>> BEGIN
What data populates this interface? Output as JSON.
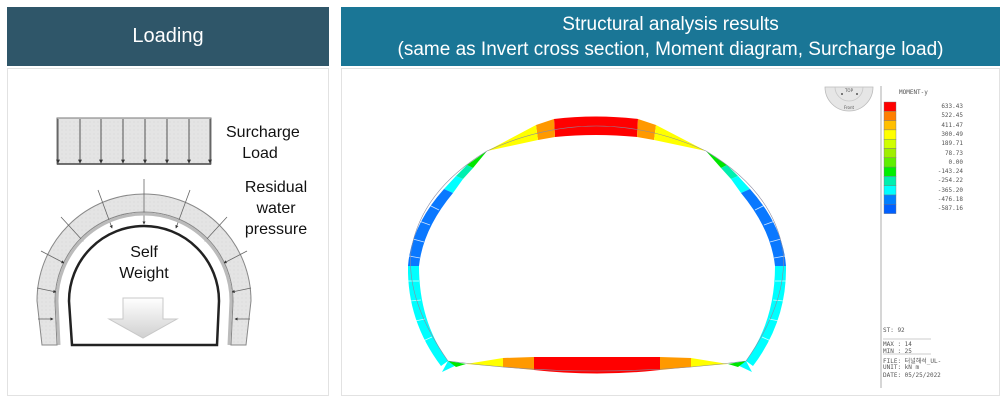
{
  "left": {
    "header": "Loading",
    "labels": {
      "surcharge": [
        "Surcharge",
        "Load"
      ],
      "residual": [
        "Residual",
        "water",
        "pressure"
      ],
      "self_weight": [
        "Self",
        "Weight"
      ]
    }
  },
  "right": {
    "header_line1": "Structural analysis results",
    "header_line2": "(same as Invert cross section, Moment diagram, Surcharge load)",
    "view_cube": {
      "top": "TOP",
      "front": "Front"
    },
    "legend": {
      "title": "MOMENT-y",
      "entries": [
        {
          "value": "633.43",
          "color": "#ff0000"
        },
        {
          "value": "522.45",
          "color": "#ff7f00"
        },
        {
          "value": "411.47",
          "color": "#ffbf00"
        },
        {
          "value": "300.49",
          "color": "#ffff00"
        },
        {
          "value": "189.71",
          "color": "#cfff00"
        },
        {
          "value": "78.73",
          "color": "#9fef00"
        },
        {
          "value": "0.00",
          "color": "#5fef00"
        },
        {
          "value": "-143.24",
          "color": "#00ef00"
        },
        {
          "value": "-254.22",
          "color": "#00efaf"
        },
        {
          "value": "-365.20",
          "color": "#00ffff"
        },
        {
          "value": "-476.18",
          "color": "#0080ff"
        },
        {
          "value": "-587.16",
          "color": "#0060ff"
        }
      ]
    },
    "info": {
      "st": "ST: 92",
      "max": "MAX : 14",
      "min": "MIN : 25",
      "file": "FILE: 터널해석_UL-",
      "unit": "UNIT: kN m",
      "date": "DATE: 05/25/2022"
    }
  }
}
>> END
DIRECTIVE: Pictures don't belong in the copy. Transcribe every record exactly as it appears.

WRITTEN SOLUTION:
What data populates this interface? Output as JSON.
{
  "left": {
    "header": "Loading",
    "labels": {
      "surcharge": [
        "Surcharge",
        "Load"
      ],
      "residual": [
        "Residual",
        "water",
        "pressure"
      ],
      "self_weight": [
        "Self",
        "Weight"
      ]
    }
  },
  "right": {
    "header_line1": "Structural analysis results",
    "header_line2": "(same as Invert cross section, Moment diagram, Surcharge load)",
    "view_cube": {
      "top": "TOP",
      "front": "Front"
    },
    "legend": {
      "title": "MOMENT-y",
      "entries": [
        {
          "value": "633.43",
          "color": "#ff0000"
        },
        {
          "value": "522.45",
          "color": "#ff7f00"
        },
        {
          "value": "411.47",
          "color": "#ffbf00"
        },
        {
          "value": "300.49",
          "color": "#ffff00"
        },
        {
          "value": "189.71",
          "color": "#cfff00"
        },
        {
          "value": "78.73",
          "color": "#9fef00"
        },
        {
          "value": "0.00",
          "color": "#5fef00"
        },
        {
          "value": "-143.24",
          "color": "#00ef00"
        },
        {
          "value": "-254.22",
          "color": "#00efaf"
        },
        {
          "value": "-365.20",
          "color": "#00ffff"
        },
        {
          "value": "-476.18",
          "color": "#0080ff"
        },
        {
          "value": "-587.16",
          "color": "#0060ff"
        }
      ]
    },
    "info": {
      "st": "ST: 92",
      "max": "MAX : 14",
      "min": "MIN : 25",
      "file": "FILE: 터널해석_UL-",
      "unit": "UNIT: kN m",
      "date": "DATE: 05/25/2022"
    }
  }
}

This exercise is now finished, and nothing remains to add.